WHAT NEEDS TO BE DONE ->
Search the material below for the string "Placement" and list each line that holds it.
**** EXERCISE INPUTS ****
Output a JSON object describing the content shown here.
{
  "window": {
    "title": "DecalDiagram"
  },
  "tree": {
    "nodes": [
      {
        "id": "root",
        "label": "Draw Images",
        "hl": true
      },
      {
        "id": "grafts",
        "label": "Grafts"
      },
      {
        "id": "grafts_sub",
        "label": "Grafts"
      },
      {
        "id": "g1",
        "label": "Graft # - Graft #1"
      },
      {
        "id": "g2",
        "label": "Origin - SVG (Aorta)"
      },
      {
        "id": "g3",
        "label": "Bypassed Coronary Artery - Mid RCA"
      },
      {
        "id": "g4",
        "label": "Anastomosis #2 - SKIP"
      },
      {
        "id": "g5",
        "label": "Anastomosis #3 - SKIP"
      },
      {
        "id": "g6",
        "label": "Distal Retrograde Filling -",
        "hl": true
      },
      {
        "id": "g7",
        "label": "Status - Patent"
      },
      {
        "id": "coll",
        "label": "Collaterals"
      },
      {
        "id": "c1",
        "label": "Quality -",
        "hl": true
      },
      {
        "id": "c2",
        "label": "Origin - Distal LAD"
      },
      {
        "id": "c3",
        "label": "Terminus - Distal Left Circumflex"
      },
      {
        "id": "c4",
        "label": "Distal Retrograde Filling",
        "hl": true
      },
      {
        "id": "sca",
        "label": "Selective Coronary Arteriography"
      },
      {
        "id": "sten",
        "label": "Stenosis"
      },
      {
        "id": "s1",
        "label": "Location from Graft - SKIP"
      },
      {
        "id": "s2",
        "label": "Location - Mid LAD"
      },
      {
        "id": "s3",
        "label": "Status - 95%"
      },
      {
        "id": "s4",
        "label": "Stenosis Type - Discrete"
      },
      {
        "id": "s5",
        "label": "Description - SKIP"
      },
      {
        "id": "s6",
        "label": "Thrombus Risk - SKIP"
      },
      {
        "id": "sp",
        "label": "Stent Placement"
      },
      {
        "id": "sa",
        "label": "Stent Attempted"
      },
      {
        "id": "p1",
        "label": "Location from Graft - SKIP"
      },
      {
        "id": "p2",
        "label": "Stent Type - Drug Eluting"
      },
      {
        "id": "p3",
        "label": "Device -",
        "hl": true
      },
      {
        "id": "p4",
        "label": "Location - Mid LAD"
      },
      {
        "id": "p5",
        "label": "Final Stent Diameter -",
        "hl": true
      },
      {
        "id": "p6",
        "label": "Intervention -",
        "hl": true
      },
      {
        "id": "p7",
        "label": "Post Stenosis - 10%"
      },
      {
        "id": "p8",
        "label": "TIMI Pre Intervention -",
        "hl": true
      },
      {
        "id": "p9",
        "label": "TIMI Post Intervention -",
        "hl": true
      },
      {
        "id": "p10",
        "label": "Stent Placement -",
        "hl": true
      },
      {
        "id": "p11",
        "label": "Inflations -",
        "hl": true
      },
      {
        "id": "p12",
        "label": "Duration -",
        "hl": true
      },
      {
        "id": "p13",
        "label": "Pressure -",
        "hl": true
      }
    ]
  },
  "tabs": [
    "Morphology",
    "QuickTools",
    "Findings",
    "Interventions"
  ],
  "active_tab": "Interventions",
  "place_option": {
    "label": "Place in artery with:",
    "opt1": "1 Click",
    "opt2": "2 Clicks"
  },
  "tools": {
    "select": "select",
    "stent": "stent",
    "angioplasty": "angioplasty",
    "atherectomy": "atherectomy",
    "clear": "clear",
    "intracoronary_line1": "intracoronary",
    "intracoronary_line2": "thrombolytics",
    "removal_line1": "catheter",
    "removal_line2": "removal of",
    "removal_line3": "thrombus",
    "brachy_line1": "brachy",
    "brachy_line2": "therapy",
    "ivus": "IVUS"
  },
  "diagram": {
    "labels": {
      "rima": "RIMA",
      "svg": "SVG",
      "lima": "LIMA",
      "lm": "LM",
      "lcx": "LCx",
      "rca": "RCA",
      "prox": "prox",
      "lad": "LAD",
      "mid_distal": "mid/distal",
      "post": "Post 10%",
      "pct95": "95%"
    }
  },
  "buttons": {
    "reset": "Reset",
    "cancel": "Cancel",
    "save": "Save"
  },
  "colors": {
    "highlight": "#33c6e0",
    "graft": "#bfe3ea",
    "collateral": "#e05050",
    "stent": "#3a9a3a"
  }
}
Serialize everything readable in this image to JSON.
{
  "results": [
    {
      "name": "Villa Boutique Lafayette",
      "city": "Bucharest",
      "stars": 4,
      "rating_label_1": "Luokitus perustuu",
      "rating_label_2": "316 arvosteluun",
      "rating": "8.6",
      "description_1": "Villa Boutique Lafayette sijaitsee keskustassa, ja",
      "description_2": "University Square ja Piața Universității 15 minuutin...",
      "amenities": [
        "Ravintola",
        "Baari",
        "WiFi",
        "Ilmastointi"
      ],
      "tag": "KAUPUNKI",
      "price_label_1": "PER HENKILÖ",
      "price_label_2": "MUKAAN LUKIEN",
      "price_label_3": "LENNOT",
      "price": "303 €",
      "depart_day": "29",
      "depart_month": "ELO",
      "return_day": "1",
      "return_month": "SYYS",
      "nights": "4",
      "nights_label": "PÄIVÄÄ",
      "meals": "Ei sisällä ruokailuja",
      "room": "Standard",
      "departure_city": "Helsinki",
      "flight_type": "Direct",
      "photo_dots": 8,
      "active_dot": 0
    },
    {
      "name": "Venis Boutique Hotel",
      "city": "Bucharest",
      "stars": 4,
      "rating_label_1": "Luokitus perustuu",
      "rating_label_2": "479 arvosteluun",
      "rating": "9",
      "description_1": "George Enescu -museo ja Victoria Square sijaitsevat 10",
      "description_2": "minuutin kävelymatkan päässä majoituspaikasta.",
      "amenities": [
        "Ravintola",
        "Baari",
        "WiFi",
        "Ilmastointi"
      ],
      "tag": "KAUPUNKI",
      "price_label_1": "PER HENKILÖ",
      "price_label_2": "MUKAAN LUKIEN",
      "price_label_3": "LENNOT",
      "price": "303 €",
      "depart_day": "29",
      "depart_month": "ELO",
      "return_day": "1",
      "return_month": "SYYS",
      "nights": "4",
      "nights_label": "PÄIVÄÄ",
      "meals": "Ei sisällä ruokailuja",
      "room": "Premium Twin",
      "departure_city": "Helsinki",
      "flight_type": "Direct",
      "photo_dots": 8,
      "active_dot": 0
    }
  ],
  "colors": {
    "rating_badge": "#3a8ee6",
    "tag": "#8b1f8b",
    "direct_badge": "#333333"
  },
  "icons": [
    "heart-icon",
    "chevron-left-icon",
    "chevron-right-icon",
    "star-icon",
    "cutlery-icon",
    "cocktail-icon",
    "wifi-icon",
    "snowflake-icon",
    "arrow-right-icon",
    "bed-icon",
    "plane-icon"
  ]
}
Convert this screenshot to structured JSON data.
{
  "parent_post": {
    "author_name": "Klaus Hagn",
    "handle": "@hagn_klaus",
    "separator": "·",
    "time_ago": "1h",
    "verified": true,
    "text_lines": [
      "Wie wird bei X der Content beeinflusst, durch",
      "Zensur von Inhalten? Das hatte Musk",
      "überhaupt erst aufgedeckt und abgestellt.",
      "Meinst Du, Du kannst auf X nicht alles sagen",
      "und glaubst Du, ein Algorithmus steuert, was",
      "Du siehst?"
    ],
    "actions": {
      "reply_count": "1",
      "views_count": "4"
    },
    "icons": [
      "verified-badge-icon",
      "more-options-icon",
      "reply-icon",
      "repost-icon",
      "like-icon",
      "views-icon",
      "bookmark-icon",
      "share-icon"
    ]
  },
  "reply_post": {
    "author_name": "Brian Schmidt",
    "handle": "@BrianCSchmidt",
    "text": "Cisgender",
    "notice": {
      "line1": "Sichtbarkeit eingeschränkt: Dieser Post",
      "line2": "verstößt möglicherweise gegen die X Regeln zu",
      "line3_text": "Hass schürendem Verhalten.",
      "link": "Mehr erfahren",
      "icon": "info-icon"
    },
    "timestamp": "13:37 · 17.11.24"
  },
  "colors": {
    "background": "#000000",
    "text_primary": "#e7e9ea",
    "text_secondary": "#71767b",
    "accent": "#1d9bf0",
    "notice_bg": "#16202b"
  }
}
****
ANSWER TO THE EXERCISE ->
        "label": "Stent Placement"
        "label": "Stent Placement -",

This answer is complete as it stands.